■ EXERCISE: Rewrite the listing from the line with "Text: 100.0%: 100.0% — [1331, 185, 1371, 195]" through the end of the records, replacing every "FancyBboxPatch shape" with "Rounded box" and keeping all else unchanged. Give only those lines.

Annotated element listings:
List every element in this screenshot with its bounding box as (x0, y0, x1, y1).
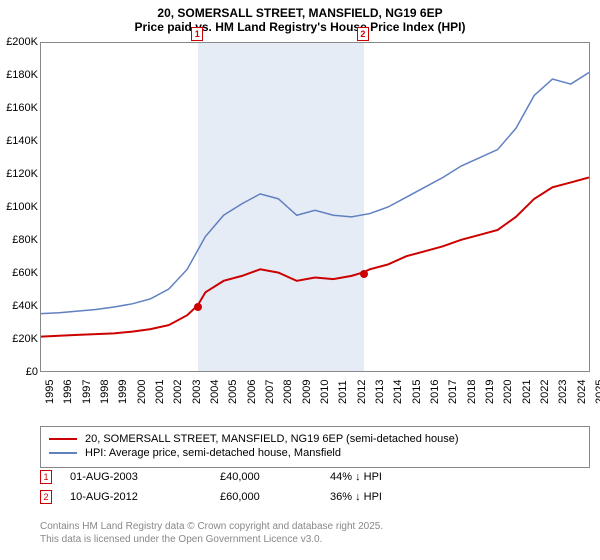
y-tick-label: £0 (26, 366, 38, 378)
y-tick-label: £180K (6, 69, 38, 81)
marker-date: 01-AUG-2003 (70, 471, 220, 483)
y-tick-label: £200K (6, 36, 38, 48)
legend-row: HPI: Average price, semi-detached house,… (49, 447, 581, 459)
marker-point-2 (360, 270, 368, 278)
x-tick-label: 2002 (172, 380, 184, 404)
x-tick-label: 1997 (81, 380, 93, 404)
chart-container: 20, SOMERSALL STREET, MANSFIELD, NG19 6E… (0, 0, 600, 560)
x-tick-label: 2007 (264, 380, 276, 404)
legend-swatch (49, 438, 77, 440)
x-tick-label: 2006 (246, 380, 258, 404)
title-subtitle: Price paid vs. HM Land Registry's House … (0, 20, 600, 34)
marker-icon: 2 (40, 490, 52, 504)
y-tick-label: £120K (6, 168, 38, 180)
x-tick-label: 2011 (337, 380, 349, 404)
footer-line1: Contains HM Land Registry data © Crown c… (40, 520, 383, 533)
x-tick-label: 2024 (576, 380, 588, 404)
footer-line2: This data is licensed under the Open Gov… (40, 533, 383, 546)
x-tick-label: 2004 (209, 380, 221, 404)
x-tick-label: 2023 (557, 380, 569, 404)
x-tick-label: 2025 (594, 380, 600, 404)
marker-box-2: 2 (357, 27, 369, 41)
marker-box-1: 1 (191, 27, 203, 41)
title-address: 20, SOMERSALL STREET, MANSFIELD, NG19 6E… (0, 6, 600, 20)
y-tick-label: £140K (6, 135, 38, 147)
x-tick-label: 1999 (117, 380, 129, 404)
x-tick-label: 2017 (447, 380, 459, 404)
legend-box: 20, SOMERSALL STREET, MANSFIELD, NG19 6E… (40, 426, 590, 468)
y-tick-label: £100K (6, 201, 38, 213)
title-block: 20, SOMERSALL STREET, MANSFIELD, NG19 6E… (0, 0, 600, 36)
plot-area (40, 42, 590, 372)
legend-row: 20, SOMERSALL STREET, MANSFIELD, NG19 6E… (49, 433, 581, 445)
legend-label: HPI: Average price, semi-detached house,… (85, 447, 341, 459)
y-tick-label: £60K (12, 267, 38, 279)
x-tick-label: 2000 (136, 380, 148, 404)
x-tick-label: 2010 (319, 380, 331, 404)
chart-svg (41, 43, 589, 371)
y-tick-label: £160K (6, 102, 38, 114)
x-tick-label: 2022 (539, 380, 551, 404)
marker-price: £60,000 (220, 491, 330, 503)
marker-date: 10-AUG-2012 (70, 491, 220, 503)
x-tick-label: 2014 (392, 380, 404, 404)
legend-swatch (49, 452, 77, 454)
y-tick-label: £80K (12, 234, 38, 246)
x-tick-label: 2003 (191, 380, 203, 404)
x-tick-label: 2016 (429, 380, 441, 404)
legend-label: 20, SOMERSALL STREET, MANSFIELD, NG19 6E… (85, 433, 459, 445)
y-tick-label: £40K (12, 300, 38, 312)
x-tick-label: 1996 (62, 380, 74, 404)
x-tick-label: 2013 (374, 380, 386, 404)
x-tick-label: 2012 (356, 380, 368, 404)
footer-text: Contains HM Land Registry data © Crown c… (40, 520, 383, 546)
x-tick-label: 2008 (282, 380, 294, 404)
series-price_paid (41, 177, 589, 336)
marker-point-1 (194, 303, 202, 311)
x-tick-label: 2018 (466, 380, 478, 404)
x-tick-label: 2005 (227, 380, 239, 404)
x-tick-label: 2021 (521, 380, 533, 404)
x-tick-label: 2015 (411, 380, 423, 404)
marker-table: 1 01-AUG-2003£40,00044% ↓ HPI 2 10-AUG-2012… (40, 470, 450, 510)
y-tick-label: £20K (12, 333, 38, 345)
x-tick-label: 2001 (154, 380, 166, 404)
x-tick-label: 2020 (502, 380, 514, 404)
x-tick-label: 1998 (99, 380, 111, 404)
x-tick-label: 1995 (44, 380, 56, 404)
marker-price: £40,000 (220, 471, 330, 483)
marker-note: 44% ↓ HPI (330, 471, 450, 483)
marker-icon: 1 (40, 470, 52, 484)
marker-table-row: 2 10-AUG-2012£60,00036% ↓ HPI (40, 490, 450, 504)
x-tick-label: 2019 (484, 380, 496, 404)
marker-note: 36% ↓ HPI (330, 491, 450, 503)
x-tick-label: 2009 (301, 380, 313, 404)
marker-table-row: 1 01-AUG-2003£40,00044% ↓ HPI (40, 470, 450, 484)
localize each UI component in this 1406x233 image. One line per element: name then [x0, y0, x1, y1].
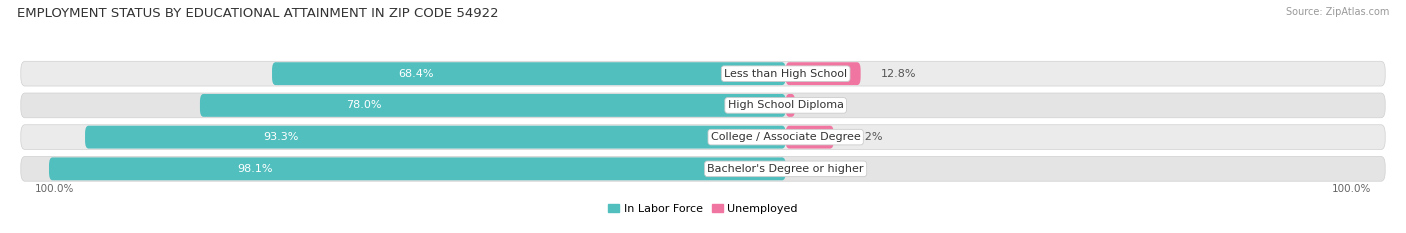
Text: 100.0%: 100.0% — [1331, 185, 1371, 195]
Text: 1.6%: 1.6% — [815, 100, 844, 110]
FancyBboxPatch shape — [200, 94, 786, 117]
FancyBboxPatch shape — [786, 94, 794, 117]
Text: 0.0%: 0.0% — [803, 164, 831, 174]
FancyBboxPatch shape — [21, 125, 1385, 150]
Text: Bachelor's Degree or higher: Bachelor's Degree or higher — [707, 164, 863, 174]
Text: EMPLOYMENT STATUS BY EDUCATIONAL ATTAINMENT IN ZIP CODE 54922: EMPLOYMENT STATUS BY EDUCATIONAL ATTAINM… — [17, 7, 499, 20]
Text: 12.8%: 12.8% — [882, 69, 917, 79]
Legend: In Labor Force, Unemployed: In Labor Force, Unemployed — [603, 199, 803, 218]
Text: 98.1%: 98.1% — [238, 164, 273, 174]
FancyBboxPatch shape — [21, 61, 1385, 86]
Text: Less than High School: Less than High School — [724, 69, 848, 79]
Text: 78.0%: 78.0% — [346, 100, 381, 110]
FancyBboxPatch shape — [84, 126, 786, 149]
FancyBboxPatch shape — [786, 62, 860, 85]
FancyBboxPatch shape — [786, 126, 834, 149]
FancyBboxPatch shape — [21, 157, 1385, 181]
Text: 8.2%: 8.2% — [855, 132, 883, 142]
Text: 100.0%: 100.0% — [35, 185, 75, 195]
FancyBboxPatch shape — [21, 93, 1385, 118]
Text: 68.4%: 68.4% — [398, 69, 433, 79]
Text: High School Diploma: High School Diploma — [728, 100, 844, 110]
Text: Source: ZipAtlas.com: Source: ZipAtlas.com — [1285, 7, 1389, 17]
Text: College / Associate Degree: College / Associate Degree — [711, 132, 860, 142]
FancyBboxPatch shape — [49, 158, 786, 180]
Text: 93.3%: 93.3% — [263, 132, 299, 142]
FancyBboxPatch shape — [271, 62, 786, 85]
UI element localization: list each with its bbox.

■ COMPLETE OUTPUT:
Text: 100.0%: 100.0% — [1331, 185, 1371, 195]
Text: 1.6%: 1.6% — [815, 100, 844, 110]
Rounded box — [200, 94, 786, 117]
Rounded box — [786, 94, 794, 117]
Text: 0.0%: 0.0% — [803, 164, 831, 174]
Rounded box — [21, 125, 1385, 150]
Text: Bachelor's Degree or higher: Bachelor's Degree or higher — [707, 164, 863, 174]
Text: EMPLOYMENT STATUS BY EDUCATIONAL ATTAINMENT IN ZIP CODE 54922: EMPLOYMENT STATUS BY EDUCATIONAL ATTAINM… — [17, 7, 499, 20]
Text: 12.8%: 12.8% — [882, 69, 917, 79]
Legend: In Labor Force, Unemployed: In Labor Force, Unemployed — [603, 199, 803, 218]
Text: 98.1%: 98.1% — [238, 164, 273, 174]
Rounded box — [21, 61, 1385, 86]
Text: Less than High School: Less than High School — [724, 69, 848, 79]
Text: 78.0%: 78.0% — [346, 100, 381, 110]
Rounded box — [84, 126, 786, 149]
Rounded box — [786, 62, 860, 85]
Rounded box — [786, 126, 834, 149]
Rounded box — [21, 157, 1385, 181]
Text: 8.2%: 8.2% — [855, 132, 883, 142]
Text: 100.0%: 100.0% — [35, 185, 75, 195]
Rounded box — [21, 93, 1385, 118]
Text: 68.4%: 68.4% — [398, 69, 433, 79]
Text: High School Diploma: High School Diploma — [728, 100, 844, 110]
Text: Source: ZipAtlas.com: Source: ZipAtlas.com — [1285, 7, 1389, 17]
Text: College / Associate Degree: College / Associate Degree — [711, 132, 860, 142]
Rounded box — [49, 158, 786, 180]
Text: 93.3%: 93.3% — [263, 132, 299, 142]
Rounded box — [271, 62, 786, 85]
UI element localization: list each with its bbox.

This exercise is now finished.